> _Aim of the exercise_
Collect the lines of the entries where "icon" shows up.

Stored data entries
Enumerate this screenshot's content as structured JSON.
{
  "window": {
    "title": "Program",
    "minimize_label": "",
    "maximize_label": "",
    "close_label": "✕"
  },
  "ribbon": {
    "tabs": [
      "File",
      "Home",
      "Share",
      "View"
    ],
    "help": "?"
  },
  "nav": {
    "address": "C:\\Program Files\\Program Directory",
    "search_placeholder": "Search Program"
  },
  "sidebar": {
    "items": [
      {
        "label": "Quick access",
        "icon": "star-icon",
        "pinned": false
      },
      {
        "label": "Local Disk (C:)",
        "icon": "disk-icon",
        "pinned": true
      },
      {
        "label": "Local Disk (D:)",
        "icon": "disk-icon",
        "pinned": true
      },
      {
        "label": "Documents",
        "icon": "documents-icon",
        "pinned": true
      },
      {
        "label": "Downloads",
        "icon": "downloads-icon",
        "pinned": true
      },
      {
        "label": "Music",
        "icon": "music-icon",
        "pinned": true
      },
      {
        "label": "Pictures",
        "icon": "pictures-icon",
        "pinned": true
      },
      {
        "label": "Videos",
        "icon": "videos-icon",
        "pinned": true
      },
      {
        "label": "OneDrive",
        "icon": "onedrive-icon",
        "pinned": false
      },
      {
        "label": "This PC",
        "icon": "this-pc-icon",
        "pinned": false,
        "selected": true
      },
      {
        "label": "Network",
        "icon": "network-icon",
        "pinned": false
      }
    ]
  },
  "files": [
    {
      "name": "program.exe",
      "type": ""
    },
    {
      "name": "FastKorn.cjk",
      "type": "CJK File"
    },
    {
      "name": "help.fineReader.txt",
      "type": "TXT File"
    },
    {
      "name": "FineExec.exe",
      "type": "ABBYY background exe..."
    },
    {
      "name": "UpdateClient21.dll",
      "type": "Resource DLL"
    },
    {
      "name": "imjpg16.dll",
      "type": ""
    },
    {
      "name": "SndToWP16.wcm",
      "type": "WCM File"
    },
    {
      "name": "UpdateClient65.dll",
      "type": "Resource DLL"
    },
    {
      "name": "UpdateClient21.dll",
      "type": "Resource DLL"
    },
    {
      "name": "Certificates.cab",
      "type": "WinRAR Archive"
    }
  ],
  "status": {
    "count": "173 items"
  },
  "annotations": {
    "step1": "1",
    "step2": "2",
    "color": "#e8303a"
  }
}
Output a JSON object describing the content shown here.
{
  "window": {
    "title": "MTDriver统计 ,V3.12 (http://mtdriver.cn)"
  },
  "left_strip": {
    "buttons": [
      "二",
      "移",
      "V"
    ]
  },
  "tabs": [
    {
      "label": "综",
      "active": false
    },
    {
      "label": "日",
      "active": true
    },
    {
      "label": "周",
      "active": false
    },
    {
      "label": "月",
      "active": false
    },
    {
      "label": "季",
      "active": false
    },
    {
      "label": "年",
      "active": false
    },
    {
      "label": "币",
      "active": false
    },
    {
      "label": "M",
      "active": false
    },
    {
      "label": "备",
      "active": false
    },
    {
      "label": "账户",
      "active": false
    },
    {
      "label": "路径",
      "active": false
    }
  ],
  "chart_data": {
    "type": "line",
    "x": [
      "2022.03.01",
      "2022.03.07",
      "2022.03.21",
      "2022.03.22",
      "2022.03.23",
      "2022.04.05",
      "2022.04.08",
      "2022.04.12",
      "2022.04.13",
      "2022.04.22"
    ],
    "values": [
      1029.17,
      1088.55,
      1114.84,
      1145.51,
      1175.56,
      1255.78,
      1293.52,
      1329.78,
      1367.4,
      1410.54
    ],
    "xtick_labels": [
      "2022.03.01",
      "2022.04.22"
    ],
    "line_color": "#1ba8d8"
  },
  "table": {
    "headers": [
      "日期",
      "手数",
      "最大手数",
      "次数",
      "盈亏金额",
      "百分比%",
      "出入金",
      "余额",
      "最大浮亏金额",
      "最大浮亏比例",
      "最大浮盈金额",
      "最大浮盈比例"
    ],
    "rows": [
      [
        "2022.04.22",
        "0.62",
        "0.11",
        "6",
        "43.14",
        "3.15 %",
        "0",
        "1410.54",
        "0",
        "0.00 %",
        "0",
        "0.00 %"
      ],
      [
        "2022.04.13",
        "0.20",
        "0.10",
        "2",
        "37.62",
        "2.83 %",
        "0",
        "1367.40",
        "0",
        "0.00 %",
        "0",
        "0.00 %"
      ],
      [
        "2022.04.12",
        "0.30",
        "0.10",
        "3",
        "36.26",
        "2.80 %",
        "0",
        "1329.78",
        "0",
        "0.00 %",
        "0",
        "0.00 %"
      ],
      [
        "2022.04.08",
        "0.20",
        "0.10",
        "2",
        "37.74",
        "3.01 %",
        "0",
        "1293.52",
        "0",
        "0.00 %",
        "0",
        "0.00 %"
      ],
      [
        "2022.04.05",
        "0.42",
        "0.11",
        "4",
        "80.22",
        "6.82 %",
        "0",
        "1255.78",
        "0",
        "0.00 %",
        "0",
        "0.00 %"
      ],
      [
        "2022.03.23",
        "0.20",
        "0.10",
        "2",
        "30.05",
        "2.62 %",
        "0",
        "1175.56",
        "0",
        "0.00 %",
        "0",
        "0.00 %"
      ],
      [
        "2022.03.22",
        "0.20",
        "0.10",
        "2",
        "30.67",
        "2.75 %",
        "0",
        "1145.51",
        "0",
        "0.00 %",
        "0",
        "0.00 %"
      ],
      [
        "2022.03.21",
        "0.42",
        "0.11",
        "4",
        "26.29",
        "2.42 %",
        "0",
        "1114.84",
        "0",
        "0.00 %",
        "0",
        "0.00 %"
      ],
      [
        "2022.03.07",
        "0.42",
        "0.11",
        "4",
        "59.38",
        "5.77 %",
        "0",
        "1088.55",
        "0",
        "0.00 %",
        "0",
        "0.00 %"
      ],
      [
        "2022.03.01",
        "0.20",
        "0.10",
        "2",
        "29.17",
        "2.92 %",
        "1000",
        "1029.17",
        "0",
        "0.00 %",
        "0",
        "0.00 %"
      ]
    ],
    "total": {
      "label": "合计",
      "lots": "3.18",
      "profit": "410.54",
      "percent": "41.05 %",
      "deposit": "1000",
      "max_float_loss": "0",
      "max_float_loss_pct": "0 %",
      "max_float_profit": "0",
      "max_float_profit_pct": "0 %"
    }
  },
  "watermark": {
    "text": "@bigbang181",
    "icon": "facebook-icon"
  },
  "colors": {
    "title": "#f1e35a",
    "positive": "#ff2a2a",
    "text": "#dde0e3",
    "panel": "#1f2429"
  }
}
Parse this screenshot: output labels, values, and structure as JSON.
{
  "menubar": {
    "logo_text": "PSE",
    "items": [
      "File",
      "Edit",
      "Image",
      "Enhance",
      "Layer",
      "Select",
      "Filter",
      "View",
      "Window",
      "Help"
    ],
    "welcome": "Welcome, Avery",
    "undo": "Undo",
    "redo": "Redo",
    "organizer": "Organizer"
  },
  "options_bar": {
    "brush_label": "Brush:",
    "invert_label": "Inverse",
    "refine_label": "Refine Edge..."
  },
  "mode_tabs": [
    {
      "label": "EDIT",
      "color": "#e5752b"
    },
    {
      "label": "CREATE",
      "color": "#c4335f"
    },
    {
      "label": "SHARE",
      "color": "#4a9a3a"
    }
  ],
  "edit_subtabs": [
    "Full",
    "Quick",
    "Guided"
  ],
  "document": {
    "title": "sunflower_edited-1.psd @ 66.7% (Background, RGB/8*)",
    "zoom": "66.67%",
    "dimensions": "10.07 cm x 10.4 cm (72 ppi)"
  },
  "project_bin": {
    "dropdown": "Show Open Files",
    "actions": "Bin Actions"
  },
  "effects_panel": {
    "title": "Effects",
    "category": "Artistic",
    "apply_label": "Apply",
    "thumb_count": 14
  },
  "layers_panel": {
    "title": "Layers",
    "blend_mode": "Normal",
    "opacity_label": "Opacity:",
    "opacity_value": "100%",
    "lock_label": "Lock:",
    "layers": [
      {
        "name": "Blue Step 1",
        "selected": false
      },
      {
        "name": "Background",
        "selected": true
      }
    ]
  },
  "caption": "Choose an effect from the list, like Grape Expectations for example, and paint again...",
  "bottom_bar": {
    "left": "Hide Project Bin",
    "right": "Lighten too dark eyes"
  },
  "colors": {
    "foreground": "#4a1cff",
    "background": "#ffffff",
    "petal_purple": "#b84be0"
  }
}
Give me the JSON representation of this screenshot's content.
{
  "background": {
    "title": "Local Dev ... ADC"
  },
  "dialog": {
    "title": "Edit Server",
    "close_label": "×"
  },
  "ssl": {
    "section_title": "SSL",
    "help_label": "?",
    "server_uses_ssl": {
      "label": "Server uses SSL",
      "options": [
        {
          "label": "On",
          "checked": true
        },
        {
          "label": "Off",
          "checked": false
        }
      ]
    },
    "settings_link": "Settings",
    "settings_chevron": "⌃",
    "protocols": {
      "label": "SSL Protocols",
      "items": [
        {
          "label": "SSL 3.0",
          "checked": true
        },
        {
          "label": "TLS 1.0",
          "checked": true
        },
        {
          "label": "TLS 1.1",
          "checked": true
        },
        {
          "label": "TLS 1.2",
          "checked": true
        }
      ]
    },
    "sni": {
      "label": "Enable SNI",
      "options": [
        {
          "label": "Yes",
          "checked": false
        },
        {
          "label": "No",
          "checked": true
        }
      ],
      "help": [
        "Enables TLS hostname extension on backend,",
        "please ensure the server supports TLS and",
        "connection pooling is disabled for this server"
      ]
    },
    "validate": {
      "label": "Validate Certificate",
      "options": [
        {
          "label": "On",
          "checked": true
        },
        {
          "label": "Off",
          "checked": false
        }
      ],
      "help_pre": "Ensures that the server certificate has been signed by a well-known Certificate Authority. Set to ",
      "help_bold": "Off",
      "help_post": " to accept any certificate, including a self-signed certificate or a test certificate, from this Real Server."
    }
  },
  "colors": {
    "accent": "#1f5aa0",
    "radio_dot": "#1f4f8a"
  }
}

> _Solution to this exercise_
        "icon": "star-icon",
        "icon": "disk-icon",
        "icon": "disk-icon",
        "icon": "documents-icon",
        "icon": "downloads-icon",
        "icon": "music-icon",
        "icon": "pictures-icon",
        "icon": "videos-icon",
        "icon": "onedrive-icon",
        "icon": "this-pc-icon",
        "icon": "network-icon",
    "icon": "facebook-icon"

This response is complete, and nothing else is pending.